[Data entries for graphics]
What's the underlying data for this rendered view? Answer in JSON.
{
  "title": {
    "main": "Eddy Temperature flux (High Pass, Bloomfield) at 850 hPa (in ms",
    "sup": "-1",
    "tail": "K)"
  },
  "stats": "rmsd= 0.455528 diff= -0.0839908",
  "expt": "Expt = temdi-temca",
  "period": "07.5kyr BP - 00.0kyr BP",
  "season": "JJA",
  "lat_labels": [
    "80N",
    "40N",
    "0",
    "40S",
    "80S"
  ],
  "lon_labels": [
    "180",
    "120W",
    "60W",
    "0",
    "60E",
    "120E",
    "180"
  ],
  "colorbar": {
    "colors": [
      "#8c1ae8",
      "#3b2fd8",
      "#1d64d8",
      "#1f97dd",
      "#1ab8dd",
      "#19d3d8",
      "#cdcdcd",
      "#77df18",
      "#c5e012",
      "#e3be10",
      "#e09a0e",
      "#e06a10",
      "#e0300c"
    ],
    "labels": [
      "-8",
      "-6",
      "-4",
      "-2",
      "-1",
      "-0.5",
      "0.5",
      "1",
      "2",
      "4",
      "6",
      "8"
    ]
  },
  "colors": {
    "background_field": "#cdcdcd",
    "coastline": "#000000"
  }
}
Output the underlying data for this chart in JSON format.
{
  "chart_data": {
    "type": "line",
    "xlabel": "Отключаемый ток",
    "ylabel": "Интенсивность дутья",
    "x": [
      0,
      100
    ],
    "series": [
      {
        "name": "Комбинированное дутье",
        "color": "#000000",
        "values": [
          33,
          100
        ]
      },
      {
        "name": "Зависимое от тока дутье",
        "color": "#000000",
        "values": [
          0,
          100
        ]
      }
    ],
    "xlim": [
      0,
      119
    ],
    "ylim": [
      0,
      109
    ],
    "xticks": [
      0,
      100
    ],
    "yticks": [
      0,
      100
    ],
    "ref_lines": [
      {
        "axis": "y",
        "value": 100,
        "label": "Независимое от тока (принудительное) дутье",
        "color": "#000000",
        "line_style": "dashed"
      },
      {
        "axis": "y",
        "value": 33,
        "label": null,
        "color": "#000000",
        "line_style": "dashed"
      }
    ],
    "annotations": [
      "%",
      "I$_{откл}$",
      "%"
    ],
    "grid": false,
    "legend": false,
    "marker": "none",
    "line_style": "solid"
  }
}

## [WHAT NEEDS TO BE DONE]
Return the listing above in full, character for character.

## [RESPONSE]
What's the underlying data for this rendered view? Answer in JSON.
{
  "title": {
    "main": "Eddy Temperature flux (High Pass, Bloomfield) at 850 hPa (in ms",
    "sup": "-1",
    "tail": "K)"
  },
  "stats": "rmsd= 0.455528 diff= -0.0839908",
  "expt": "Expt = temdi-temca",
  "period": "07.5kyr BP - 00.0kyr BP",
  "season": "JJA",
  "lat_labels": [
    "80N",
    "40N",
    "0",
    "40S",
    "80S"
  ],
  "lon_labels": [
    "180",
    "120W",
    "60W",
    "0",
    "60E",
    "120E",
    "180"
  ],
  "colorbar": {
    "colors": [
      "#8c1ae8",
      "#3b2fd8",
      "#1d64d8",
      "#1f97dd",
      "#1ab8dd",
      "#19d3d8",
      "#cdcdcd",
      "#77df18",
      "#c5e012",
      "#e3be10",
      "#e09a0e",
      "#e06a10",
      "#e0300c"
    ],
    "labels": [
      "-8",
      "-6",
      "-4",
      "-2",
      "-1",
      "-0.5",
      "0.5",
      "1",
      "2",
      "4",
      "6",
      "8"
    ]
  },
  "colors": {
    "background_field": "#cdcdcd",
    "coastline": "#000000"
  }
}
Output the underlying data for this chart in JSON format.
{
  "chart_data": {
    "type": "line",
    "xlabel": "Отключаемый ток",
    "ylabel": "Интенсивность дутья",
    "x": [
      0,
      100
    ],
    "series": [
      {
        "name": "Комбинированное дутье",
        "color": "#000000",
        "values": [
          33,
          100
        ]
      },
      {
        "name": "Зависимое от тока дутье",
        "color": "#000000",
        "values": [
          0,
          100
        ]
      }
    ],
    "xlim": [
      0,
      119
    ],
    "ylim": [
      0,
      109
    ],
    "xticks": [
      0,
      100
    ],
    "yticks": [
      0,
      100
    ],
    "ref_lines": [
      {
        "axis": "y",
        "value": 100,
        "label": "Независимое от тока (принудительное) дутье",
        "color": "#000000",
        "line_style": "dashed"
      },
      {
        "axis": "y",
        "value": 33,
        "label": null,
        "color": "#000000",
        "line_style": "dashed"
      }
    ],
    "annotations": [
      "%",
      "I$_{откл}$",
      "%"
    ],
    "grid": false,
    "legend": false,
    "marker": "none",
    "line_style": "solid"
  }
}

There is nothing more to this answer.